## begin
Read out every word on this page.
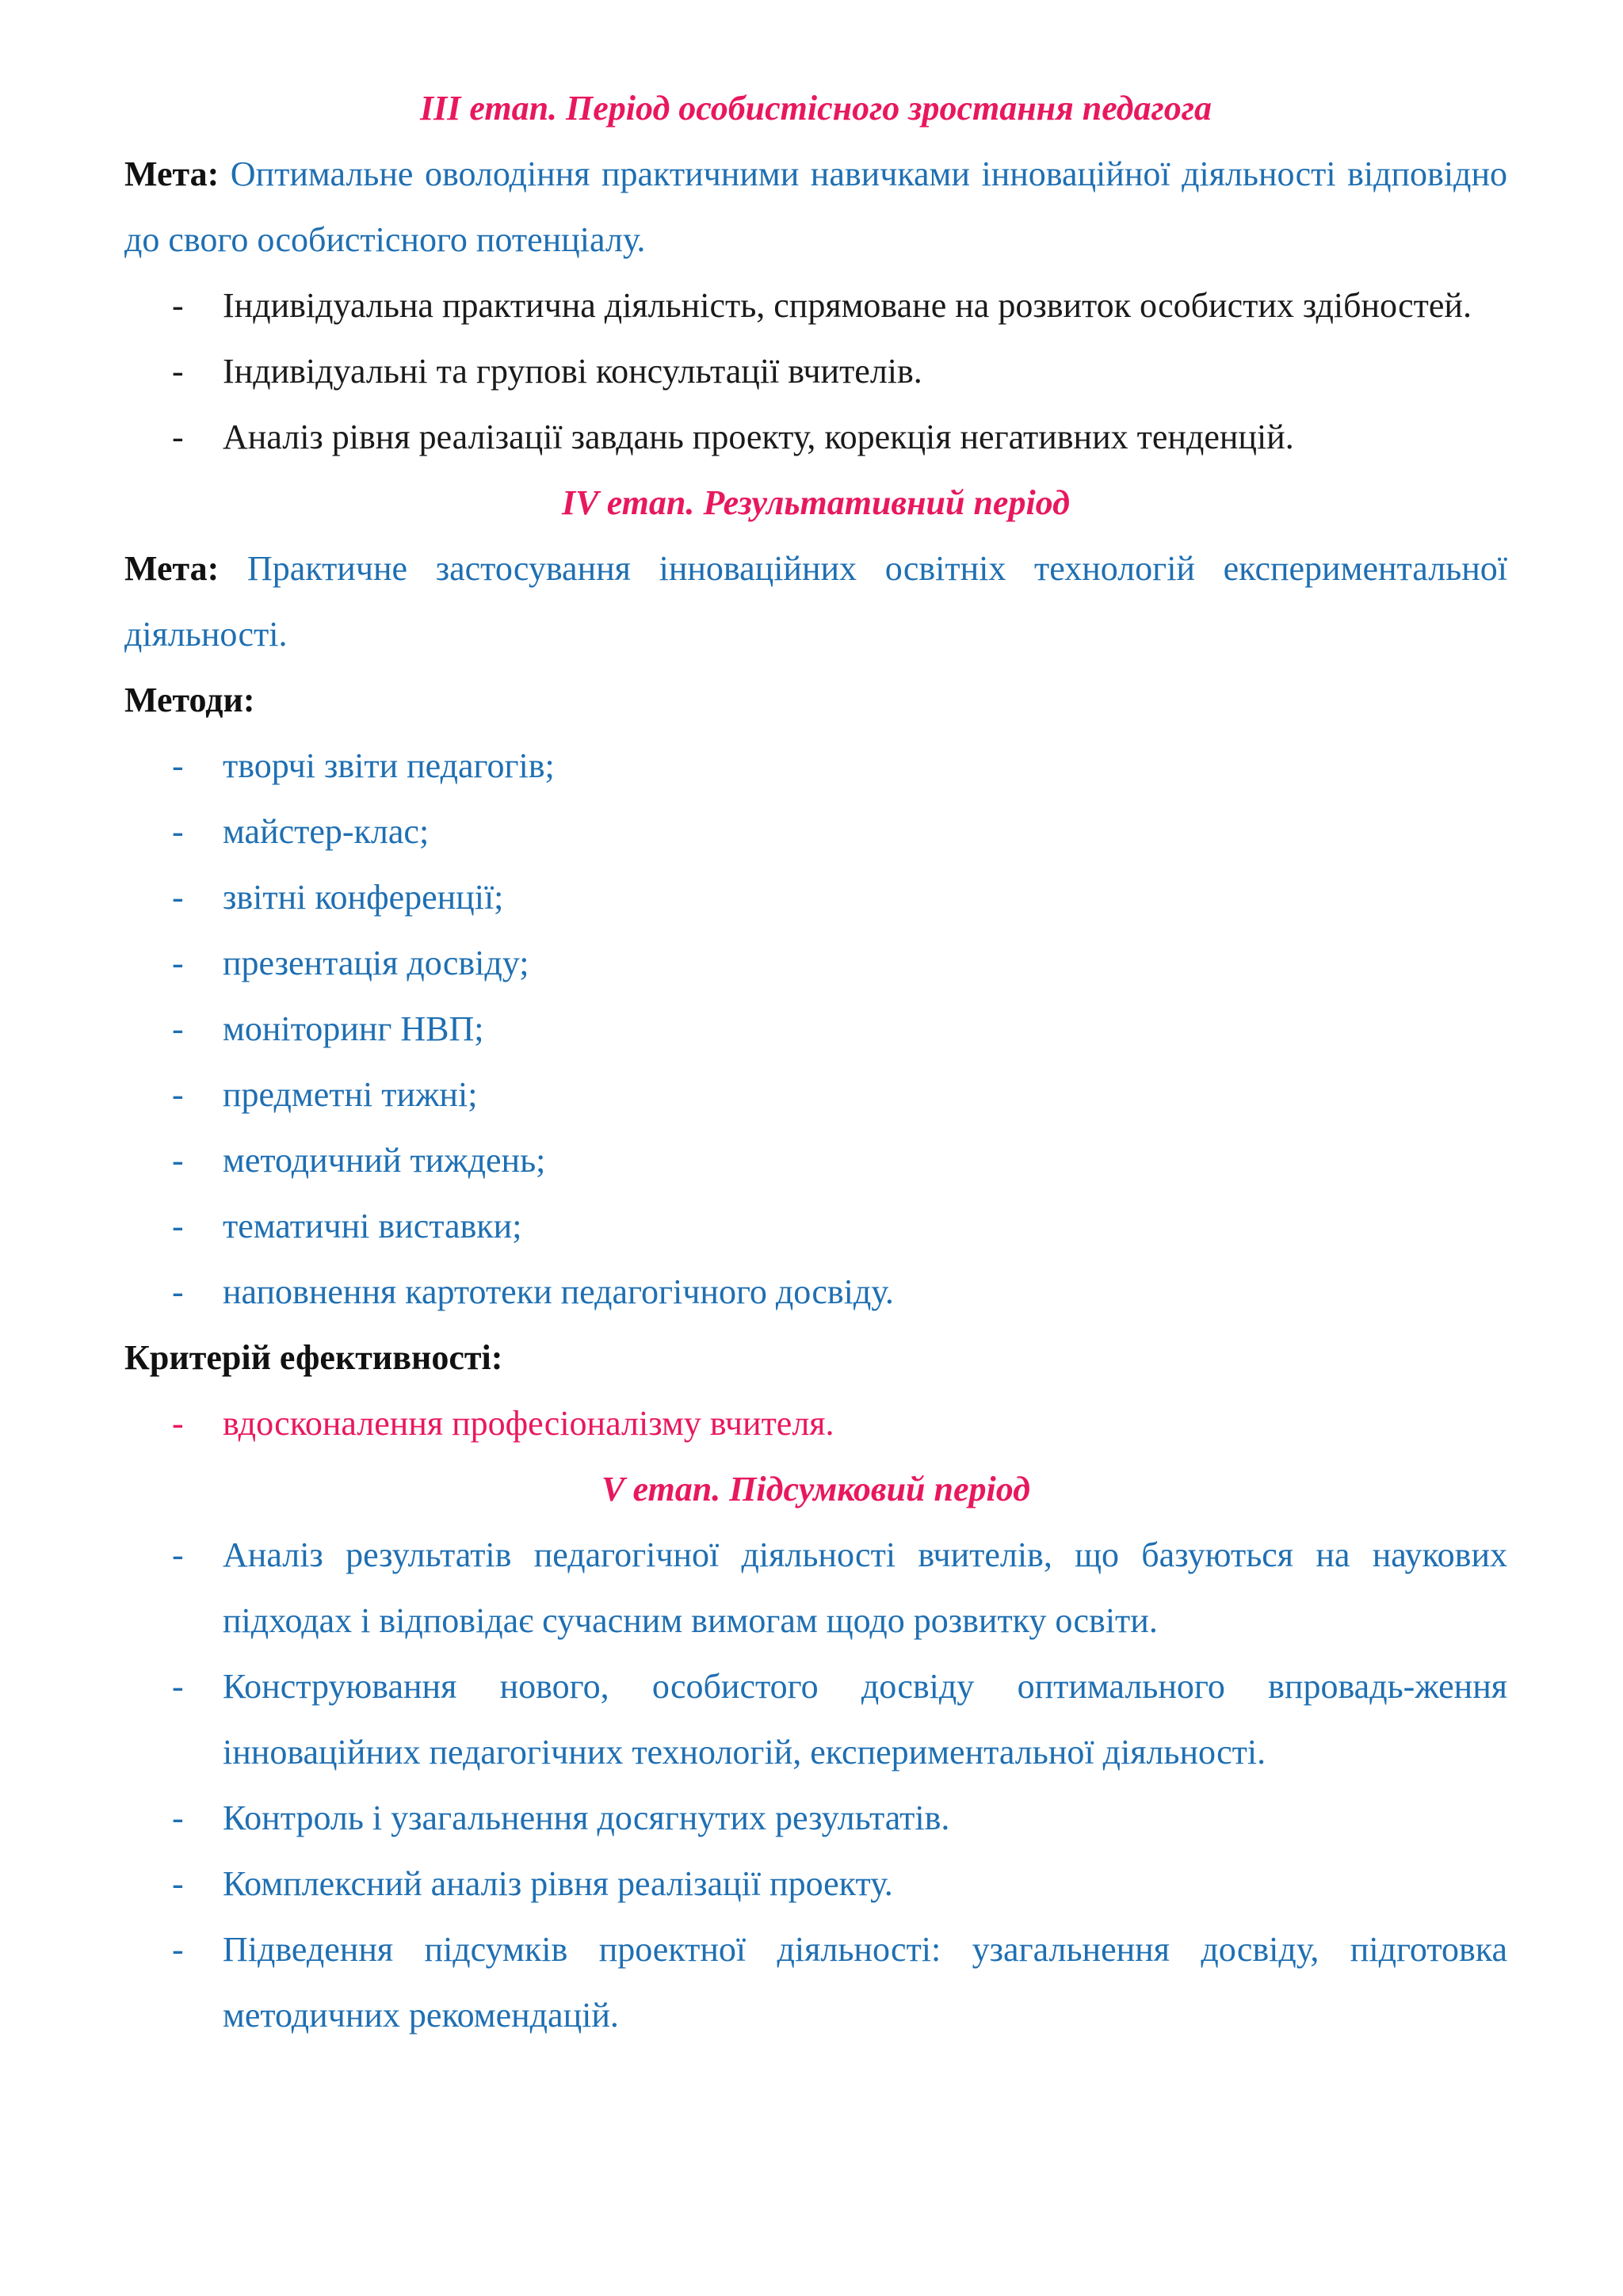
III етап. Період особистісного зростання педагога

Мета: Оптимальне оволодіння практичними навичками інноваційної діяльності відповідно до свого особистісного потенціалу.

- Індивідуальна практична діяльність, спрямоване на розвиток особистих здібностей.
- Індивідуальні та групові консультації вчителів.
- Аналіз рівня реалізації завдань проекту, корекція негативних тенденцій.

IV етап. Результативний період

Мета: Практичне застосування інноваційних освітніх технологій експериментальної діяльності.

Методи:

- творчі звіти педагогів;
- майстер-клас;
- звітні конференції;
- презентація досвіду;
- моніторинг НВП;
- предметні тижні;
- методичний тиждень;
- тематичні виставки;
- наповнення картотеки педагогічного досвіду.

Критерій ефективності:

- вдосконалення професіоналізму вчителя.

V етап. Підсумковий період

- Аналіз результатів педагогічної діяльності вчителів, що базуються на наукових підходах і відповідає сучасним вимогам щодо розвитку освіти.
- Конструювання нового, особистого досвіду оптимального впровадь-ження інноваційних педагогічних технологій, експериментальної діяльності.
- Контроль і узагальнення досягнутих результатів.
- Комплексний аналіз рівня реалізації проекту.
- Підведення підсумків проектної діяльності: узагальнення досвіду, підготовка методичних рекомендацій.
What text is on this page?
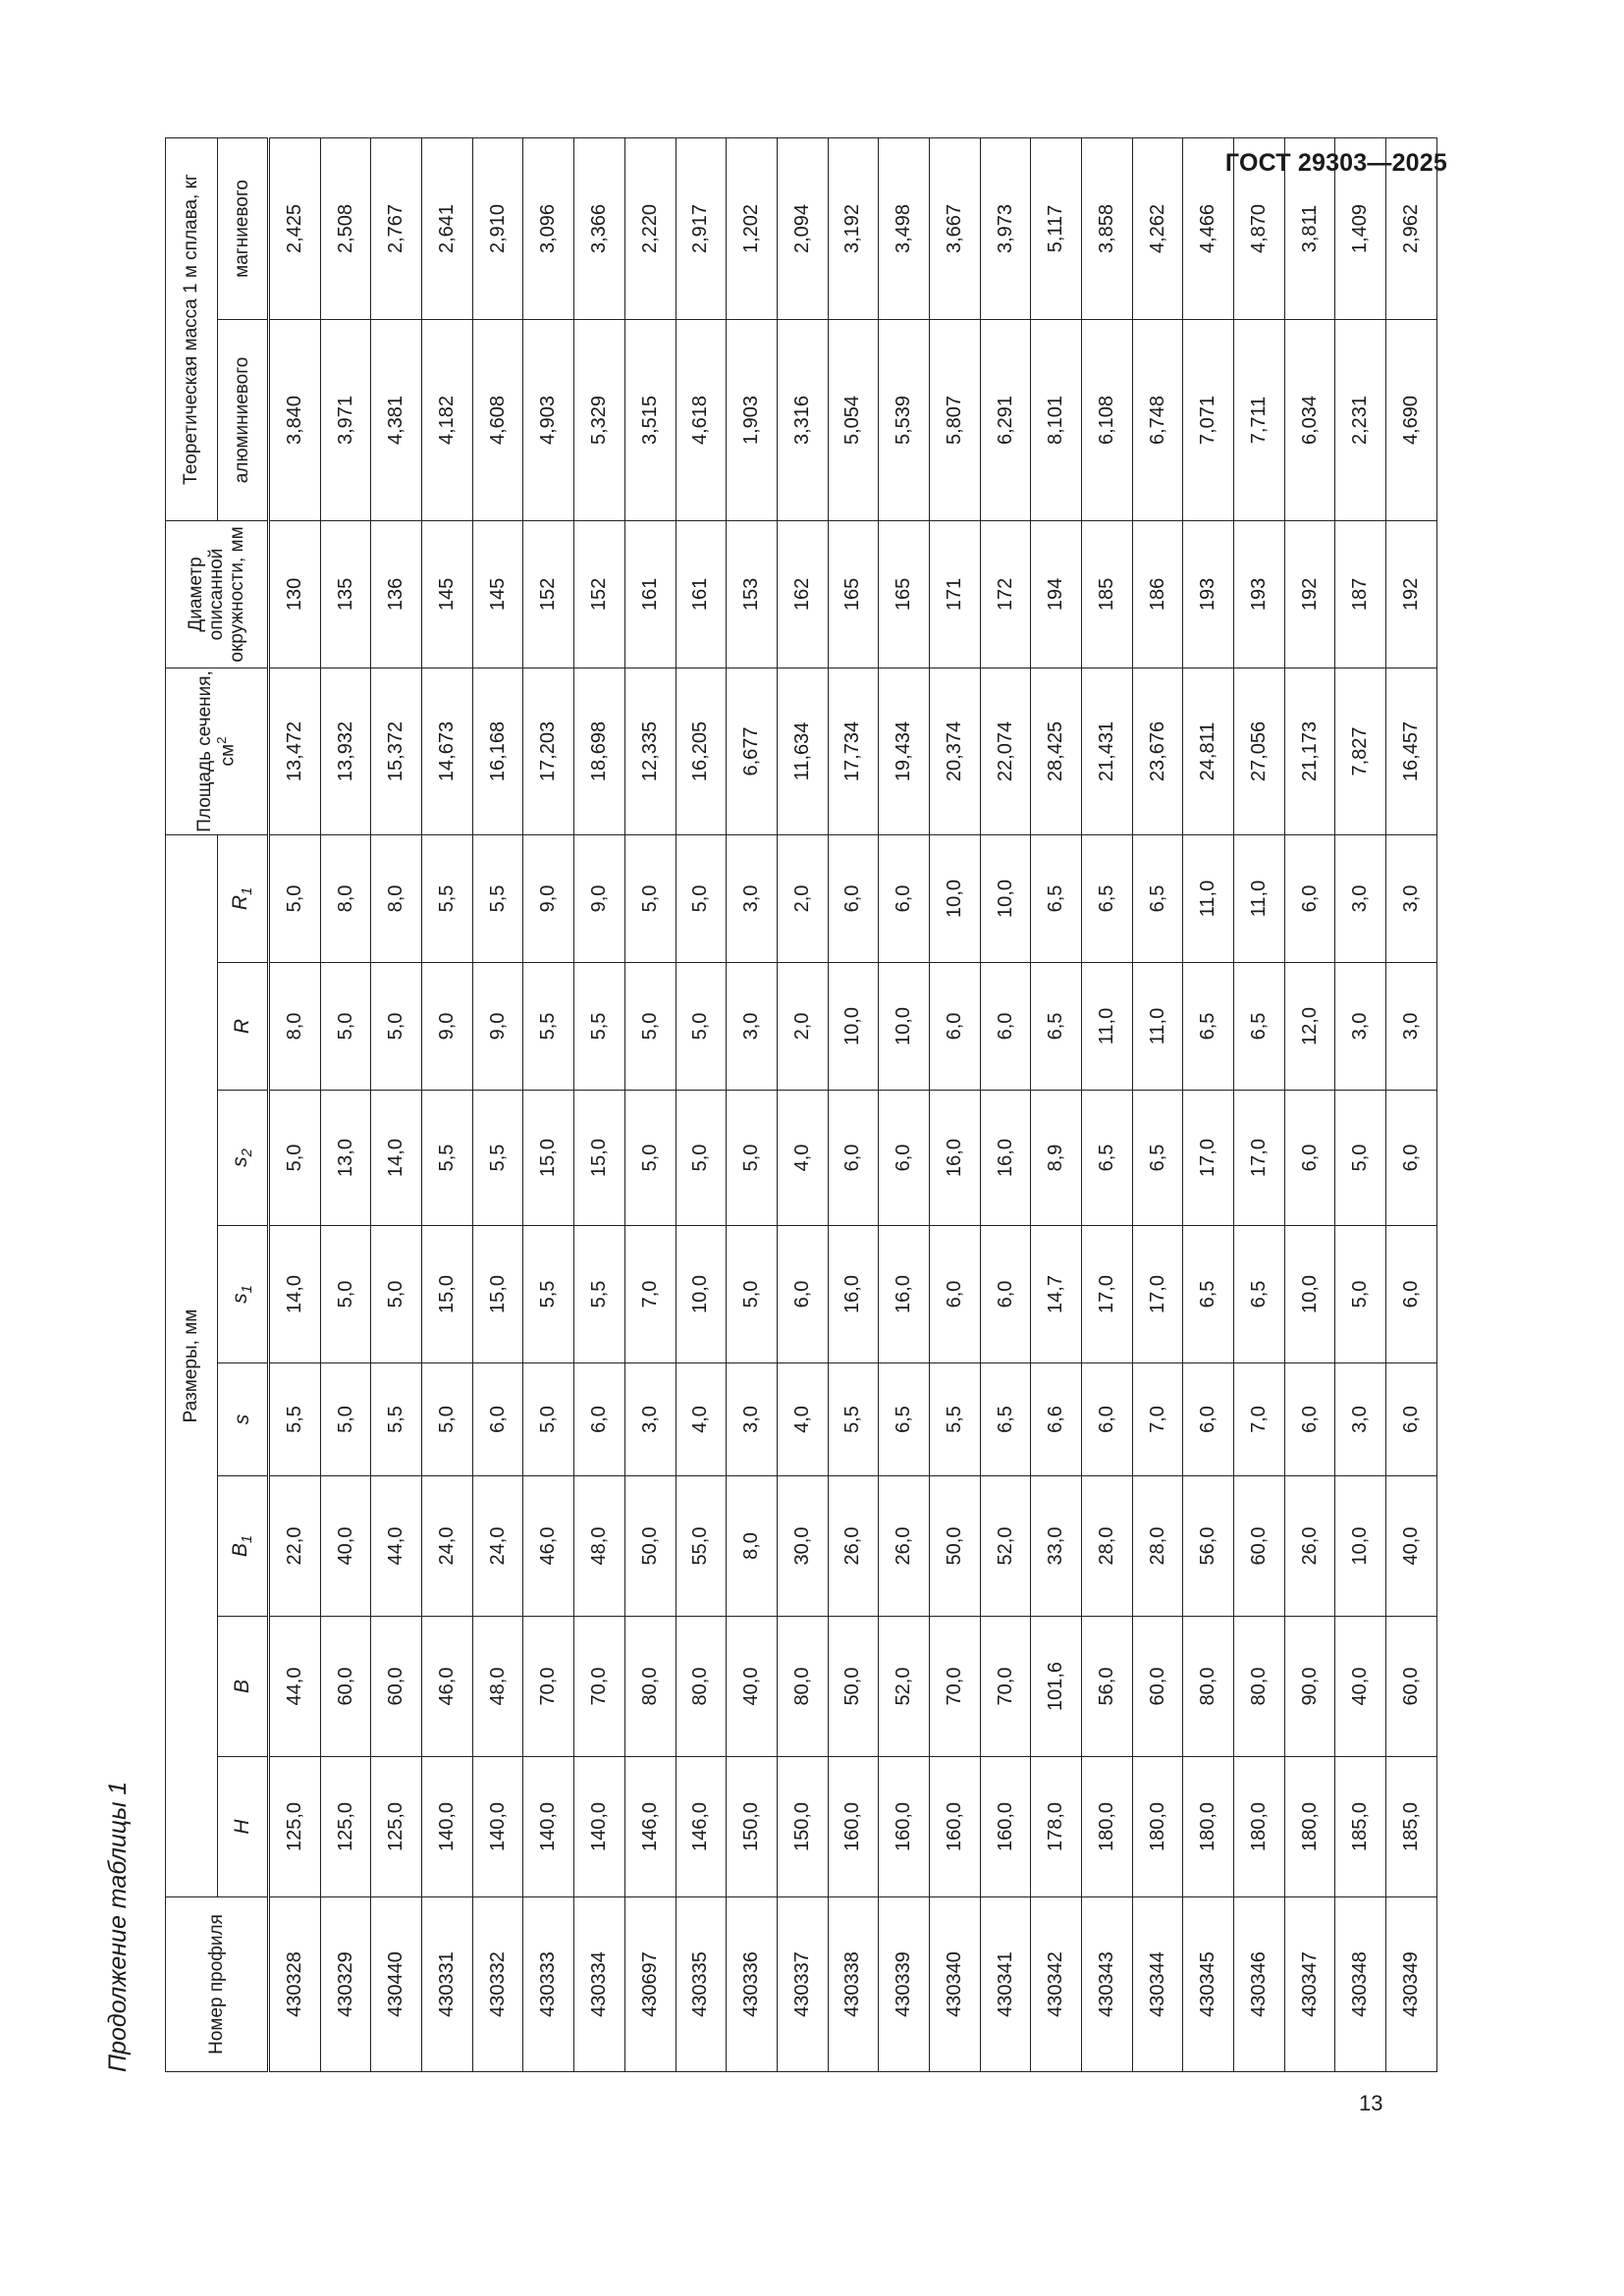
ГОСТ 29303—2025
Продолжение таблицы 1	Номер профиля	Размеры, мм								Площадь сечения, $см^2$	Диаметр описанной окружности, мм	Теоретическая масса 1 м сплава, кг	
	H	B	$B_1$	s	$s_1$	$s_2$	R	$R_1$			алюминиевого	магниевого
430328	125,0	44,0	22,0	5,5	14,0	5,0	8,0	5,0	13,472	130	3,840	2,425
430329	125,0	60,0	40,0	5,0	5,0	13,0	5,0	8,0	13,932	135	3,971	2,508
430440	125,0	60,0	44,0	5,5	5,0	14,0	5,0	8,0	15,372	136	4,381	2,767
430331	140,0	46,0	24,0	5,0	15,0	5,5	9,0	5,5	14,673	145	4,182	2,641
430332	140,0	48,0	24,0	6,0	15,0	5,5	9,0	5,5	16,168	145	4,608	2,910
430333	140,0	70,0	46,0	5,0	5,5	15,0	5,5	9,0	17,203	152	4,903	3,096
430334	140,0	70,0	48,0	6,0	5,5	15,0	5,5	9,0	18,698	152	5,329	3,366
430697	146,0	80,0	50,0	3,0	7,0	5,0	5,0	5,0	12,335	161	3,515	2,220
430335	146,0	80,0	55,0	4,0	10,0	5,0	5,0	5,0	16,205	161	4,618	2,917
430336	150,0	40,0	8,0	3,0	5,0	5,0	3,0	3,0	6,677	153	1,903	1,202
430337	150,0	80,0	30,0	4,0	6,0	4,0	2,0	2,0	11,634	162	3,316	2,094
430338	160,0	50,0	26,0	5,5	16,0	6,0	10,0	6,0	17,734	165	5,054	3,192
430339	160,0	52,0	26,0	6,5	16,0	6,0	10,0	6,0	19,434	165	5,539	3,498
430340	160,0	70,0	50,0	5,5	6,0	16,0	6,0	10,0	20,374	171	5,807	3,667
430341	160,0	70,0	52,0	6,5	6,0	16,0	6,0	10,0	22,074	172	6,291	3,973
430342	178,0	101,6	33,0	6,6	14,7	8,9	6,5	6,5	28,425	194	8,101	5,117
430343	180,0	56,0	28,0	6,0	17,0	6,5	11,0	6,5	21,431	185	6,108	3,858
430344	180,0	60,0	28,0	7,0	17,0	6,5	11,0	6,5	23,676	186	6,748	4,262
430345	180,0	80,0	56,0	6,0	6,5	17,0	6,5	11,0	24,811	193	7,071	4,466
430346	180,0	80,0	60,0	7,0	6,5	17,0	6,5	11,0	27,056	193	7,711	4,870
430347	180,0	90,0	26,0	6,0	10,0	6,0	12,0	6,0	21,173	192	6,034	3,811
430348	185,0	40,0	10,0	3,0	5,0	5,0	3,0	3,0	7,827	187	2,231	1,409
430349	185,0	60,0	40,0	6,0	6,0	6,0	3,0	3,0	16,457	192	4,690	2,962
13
## end
[Your task] Print all of the entries word for word. Skip any images they contain.

[Exercise response]
Read out every word on this page.
III етап. Період особистісного зростання педагога

Мета: Оптимальне оволодіння практичними навичками інноваційної діяльності відповідно до свого особистісного потенціалу.

- Індивідуальна практична діяльність, спрямоване на розвиток особистих здібностей.
- Індивідуальні та групові консультації вчителів.
- Аналіз рівня реалізації завдань проекту, корекція негативних тенденцій.

IV етап. Результативний період

Мета: Практичне застосування інноваційних освітніх технологій експериментальної діяльності.

Методи:

- творчі звіти педагогів;
- майстер-клас;
- звітні конференції;
- презентація досвіду;
- моніторинг НВП;
- предметні тижні;
- методичний тиждень;
- тематичні виставки;
- наповнення картотеки педагогічного досвіду.

Критерій ефективності:

- вдосконалення професіоналізму вчителя.

V етап. Підсумковий період

- Аналіз результатів педагогічної діяльності вчителів, що базуються на наукових підходах і відповідає сучасним вимогам щодо розвитку освіти.
- Конструювання нового, особистого досвіду оптимального впровадь-ження інноваційних педагогічних технологій, експериментальної діяльності.
- Контроль і узагальнення досягнутих результатів.
- Комплексний аналіз рівня реалізації проекту.
- Підведення підсумків проектної діяльності: узагальнення досвіду, підготовка методичних рекомендацій.
What text is on this page?
ГОСТ 29303—2025
Продолжение таблицы 1	Номер профиля	Размеры, мм								Площадь сечения, $см^2$	Диаметр описанной окружности, мм	Теоретическая масса 1 м сплава, кг	
	H	B	$B_1$	s	$s_1$	$s_2$	R	$R_1$			алюминиевого	магниевого
430328	125,0	44,0	22,0	5,5	14,0	5,0	8,0	5,0	13,472	130	3,840	2,425
430329	125,0	60,0	40,0	5,0	5,0	13,0	5,0	8,0	13,932	135	3,971	2,508
430440	125,0	60,0	44,0	5,5	5,0	14,0	5,0	8,0	15,372	136	4,381	2,767
430331	140,0	46,0	24,0	5,0	15,0	5,5	9,0	5,5	14,673	145	4,182	2,641
430332	140,0	48,0	24,0	6,0	15,0	5,5	9,0	5,5	16,168	145	4,608	2,910
430333	140,0	70,0	46,0	5,0	5,5	15,0	5,5	9,0	17,203	152	4,903	3,096
430334	140,0	70,0	48,0	6,0	5,5	15,0	5,5	9,0	18,698	152	5,329	3,366
430697	146,0	80,0	50,0	3,0	7,0	5,0	5,0	5,0	12,335	161	3,515	2,220
430335	146,0	80,0	55,0	4,0	10,0	5,0	5,0	5,0	16,205	161	4,618	2,917
430336	150,0	40,0	8,0	3,0	5,0	5,0	3,0	3,0	6,677	153	1,903	1,202
430337	150,0	80,0	30,0	4,0	6,0	4,0	2,0	2,0	11,634	162	3,316	2,094
430338	160,0	50,0	26,0	5,5	16,0	6,0	10,0	6,0	17,734	165	5,054	3,192
430339	160,0	52,0	26,0	6,5	16,0	6,0	10,0	6,0	19,434	165	5,539	3,498
430340	160,0	70,0	50,0	5,5	6,0	16,0	6,0	10,0	20,374	171	5,807	3,667
430341	160,0	70,0	52,0	6,5	6,0	16,0	6,0	10,0	22,074	172	6,291	3,973
430342	178,0	101,6	33,0	6,6	14,7	8,9	6,5	6,5	28,425	194	8,101	5,117
430343	180,0	56,0	28,0	6,0	17,0	6,5	11,0	6,5	21,431	185	6,108	3,858
430344	180,0	60,0	28,0	7,0	17,0	6,5	11,0	6,5	23,676	186	6,748	4,262
430345	180,0	80,0	56,0	6,0	6,5	17,0	6,5	11,0	24,811	193	7,071	4,466
430346	180,0	80,0	60,0	7,0	6,5	17,0	6,5	11,0	27,056	193	7,711	4,870
430347	180,0	90,0	26,0	6,0	10,0	6,0	12,0	6,0	21,173	192	6,034	3,811
430348	185,0	40,0	10,0	3,0	5,0	5,0	3,0	3,0	7,827	187	2,231	1,409
430349	185,0	60,0	40,0	6,0	6,0	6,0	3,0	3,0	16,457	192	4,690	2,962
13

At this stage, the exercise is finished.